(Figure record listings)

------------

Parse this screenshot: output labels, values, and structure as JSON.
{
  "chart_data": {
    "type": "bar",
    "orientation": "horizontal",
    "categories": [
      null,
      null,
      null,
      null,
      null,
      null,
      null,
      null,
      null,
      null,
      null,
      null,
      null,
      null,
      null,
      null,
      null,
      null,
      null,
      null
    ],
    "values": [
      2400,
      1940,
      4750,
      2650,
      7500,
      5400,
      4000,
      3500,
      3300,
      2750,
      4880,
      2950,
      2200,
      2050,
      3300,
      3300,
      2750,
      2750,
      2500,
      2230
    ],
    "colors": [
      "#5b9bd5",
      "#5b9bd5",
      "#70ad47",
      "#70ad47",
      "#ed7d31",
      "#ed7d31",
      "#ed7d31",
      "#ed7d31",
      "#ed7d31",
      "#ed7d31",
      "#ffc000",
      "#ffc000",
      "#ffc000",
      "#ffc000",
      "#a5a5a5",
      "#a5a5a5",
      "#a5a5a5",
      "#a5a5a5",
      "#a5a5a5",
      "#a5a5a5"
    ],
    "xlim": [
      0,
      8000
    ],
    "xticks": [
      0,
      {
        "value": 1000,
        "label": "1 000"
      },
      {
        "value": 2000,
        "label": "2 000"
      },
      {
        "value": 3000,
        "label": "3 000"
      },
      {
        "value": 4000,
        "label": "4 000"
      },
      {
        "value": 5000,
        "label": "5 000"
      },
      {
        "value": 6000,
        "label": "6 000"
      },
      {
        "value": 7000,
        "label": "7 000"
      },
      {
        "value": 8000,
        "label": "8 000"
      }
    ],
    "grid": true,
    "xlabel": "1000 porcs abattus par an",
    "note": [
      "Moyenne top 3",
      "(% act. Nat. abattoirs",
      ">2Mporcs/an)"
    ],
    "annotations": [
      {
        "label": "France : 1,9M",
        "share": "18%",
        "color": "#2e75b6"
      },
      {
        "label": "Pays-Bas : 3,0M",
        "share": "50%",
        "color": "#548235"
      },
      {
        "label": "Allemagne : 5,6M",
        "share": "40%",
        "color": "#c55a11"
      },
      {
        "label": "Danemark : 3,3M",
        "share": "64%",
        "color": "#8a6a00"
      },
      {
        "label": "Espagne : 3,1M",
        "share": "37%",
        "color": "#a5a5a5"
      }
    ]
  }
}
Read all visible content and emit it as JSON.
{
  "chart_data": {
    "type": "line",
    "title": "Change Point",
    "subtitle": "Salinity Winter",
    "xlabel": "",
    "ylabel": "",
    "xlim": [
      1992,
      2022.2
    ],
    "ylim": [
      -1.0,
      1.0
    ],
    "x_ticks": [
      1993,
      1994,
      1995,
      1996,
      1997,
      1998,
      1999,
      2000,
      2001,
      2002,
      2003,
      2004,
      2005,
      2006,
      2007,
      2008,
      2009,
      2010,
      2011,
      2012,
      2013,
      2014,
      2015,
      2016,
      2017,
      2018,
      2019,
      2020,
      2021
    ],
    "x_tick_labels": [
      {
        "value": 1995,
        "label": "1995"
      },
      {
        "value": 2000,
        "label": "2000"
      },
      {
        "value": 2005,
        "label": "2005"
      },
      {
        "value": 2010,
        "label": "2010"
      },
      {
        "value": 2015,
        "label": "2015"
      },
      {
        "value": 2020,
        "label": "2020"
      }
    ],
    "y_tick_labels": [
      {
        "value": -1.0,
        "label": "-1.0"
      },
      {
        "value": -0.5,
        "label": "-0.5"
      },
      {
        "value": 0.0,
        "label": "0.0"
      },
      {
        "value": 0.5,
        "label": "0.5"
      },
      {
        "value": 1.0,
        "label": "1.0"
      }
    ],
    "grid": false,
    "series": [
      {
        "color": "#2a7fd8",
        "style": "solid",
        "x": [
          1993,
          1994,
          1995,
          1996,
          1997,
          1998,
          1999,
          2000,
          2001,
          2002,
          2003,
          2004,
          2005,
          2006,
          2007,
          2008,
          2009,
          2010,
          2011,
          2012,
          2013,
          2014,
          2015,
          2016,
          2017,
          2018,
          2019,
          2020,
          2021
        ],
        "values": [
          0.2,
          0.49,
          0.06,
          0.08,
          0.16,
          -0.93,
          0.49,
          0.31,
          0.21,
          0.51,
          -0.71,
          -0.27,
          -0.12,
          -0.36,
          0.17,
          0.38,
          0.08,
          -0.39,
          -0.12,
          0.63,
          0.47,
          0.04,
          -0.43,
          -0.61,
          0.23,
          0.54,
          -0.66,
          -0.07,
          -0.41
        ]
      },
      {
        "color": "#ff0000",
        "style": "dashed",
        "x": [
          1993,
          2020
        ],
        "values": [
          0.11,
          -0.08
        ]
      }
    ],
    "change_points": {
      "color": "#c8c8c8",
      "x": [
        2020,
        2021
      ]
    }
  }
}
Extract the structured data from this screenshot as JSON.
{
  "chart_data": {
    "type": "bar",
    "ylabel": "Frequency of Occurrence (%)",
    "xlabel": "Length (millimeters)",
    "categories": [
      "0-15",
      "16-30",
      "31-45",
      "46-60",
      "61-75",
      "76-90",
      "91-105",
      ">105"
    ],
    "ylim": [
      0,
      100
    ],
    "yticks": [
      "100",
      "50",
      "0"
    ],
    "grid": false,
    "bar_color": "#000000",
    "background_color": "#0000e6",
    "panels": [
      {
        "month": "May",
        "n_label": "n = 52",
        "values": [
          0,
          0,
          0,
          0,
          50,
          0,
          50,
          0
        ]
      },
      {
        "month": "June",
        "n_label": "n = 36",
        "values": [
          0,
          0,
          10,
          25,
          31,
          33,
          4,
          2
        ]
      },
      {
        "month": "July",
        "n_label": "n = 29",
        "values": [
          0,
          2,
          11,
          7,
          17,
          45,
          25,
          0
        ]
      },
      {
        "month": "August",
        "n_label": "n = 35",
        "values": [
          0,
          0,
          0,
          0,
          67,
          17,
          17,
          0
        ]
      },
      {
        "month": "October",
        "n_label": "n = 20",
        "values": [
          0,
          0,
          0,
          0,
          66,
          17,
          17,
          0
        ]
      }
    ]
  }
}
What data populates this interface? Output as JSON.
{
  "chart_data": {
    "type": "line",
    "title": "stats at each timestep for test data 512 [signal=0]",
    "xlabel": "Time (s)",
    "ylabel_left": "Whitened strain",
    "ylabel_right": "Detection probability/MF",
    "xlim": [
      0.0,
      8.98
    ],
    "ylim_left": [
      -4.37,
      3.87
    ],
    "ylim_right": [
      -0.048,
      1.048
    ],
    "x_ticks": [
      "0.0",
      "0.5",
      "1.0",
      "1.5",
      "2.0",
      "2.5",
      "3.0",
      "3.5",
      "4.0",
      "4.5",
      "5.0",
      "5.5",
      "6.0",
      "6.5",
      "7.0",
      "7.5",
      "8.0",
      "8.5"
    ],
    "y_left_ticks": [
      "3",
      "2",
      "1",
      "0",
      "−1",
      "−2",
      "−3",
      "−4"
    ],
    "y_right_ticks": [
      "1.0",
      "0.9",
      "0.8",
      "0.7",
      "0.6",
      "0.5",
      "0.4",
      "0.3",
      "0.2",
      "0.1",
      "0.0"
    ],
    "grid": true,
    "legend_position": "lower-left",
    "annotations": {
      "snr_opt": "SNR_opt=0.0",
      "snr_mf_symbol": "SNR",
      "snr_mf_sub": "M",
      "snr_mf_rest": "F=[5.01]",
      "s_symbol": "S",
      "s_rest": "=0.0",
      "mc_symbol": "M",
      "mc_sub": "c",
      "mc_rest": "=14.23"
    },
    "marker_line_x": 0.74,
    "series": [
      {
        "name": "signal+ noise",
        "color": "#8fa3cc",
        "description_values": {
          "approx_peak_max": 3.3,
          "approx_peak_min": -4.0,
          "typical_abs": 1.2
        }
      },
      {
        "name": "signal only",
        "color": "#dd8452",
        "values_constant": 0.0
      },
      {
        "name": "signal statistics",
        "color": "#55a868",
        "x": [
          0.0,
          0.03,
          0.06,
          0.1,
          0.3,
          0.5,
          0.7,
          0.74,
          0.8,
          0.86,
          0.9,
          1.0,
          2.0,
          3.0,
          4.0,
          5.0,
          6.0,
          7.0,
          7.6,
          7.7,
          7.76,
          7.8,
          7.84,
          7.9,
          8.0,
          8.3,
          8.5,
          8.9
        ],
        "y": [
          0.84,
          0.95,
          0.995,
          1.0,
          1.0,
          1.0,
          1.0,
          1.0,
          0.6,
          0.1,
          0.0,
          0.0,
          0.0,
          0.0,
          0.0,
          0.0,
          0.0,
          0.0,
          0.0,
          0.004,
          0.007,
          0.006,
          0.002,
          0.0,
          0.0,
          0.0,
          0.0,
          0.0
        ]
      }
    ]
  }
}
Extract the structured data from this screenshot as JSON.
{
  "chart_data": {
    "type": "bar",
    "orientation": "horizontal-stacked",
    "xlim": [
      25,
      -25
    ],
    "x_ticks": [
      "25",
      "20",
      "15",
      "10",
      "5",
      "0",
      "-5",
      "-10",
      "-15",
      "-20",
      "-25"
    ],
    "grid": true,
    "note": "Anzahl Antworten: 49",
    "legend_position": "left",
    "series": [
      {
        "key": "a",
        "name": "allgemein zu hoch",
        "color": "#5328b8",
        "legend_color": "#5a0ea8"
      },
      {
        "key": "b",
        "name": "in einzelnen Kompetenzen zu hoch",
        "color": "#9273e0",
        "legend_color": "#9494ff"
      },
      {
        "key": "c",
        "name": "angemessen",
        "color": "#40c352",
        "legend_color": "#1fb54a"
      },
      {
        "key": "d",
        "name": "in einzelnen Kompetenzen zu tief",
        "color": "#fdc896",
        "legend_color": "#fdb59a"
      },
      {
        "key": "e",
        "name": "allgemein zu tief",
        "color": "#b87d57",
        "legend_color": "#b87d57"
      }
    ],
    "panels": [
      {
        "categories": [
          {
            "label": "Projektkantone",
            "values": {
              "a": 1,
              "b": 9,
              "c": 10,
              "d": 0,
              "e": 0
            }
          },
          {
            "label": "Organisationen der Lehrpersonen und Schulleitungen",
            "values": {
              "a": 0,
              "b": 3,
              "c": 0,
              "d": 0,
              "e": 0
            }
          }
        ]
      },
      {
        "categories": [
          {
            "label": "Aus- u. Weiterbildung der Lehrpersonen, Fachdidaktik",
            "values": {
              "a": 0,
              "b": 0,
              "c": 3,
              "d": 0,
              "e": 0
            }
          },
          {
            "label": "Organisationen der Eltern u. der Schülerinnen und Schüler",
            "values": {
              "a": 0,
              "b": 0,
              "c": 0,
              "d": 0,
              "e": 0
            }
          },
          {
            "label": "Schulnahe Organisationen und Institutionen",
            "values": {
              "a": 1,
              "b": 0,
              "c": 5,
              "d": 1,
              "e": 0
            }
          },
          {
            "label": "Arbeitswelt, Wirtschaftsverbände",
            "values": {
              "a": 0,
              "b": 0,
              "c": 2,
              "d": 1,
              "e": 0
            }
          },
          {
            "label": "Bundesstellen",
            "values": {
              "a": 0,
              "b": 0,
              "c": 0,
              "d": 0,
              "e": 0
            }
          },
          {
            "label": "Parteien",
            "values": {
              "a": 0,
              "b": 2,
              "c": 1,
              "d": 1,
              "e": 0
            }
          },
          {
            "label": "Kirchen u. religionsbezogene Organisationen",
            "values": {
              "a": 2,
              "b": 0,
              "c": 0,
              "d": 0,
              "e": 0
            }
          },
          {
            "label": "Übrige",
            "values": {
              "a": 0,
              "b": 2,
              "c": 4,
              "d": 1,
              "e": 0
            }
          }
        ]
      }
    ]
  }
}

------------

How many lines of the data hold the string "Lehrpersonen"? Reply with the number alone.

(Finished answer) 2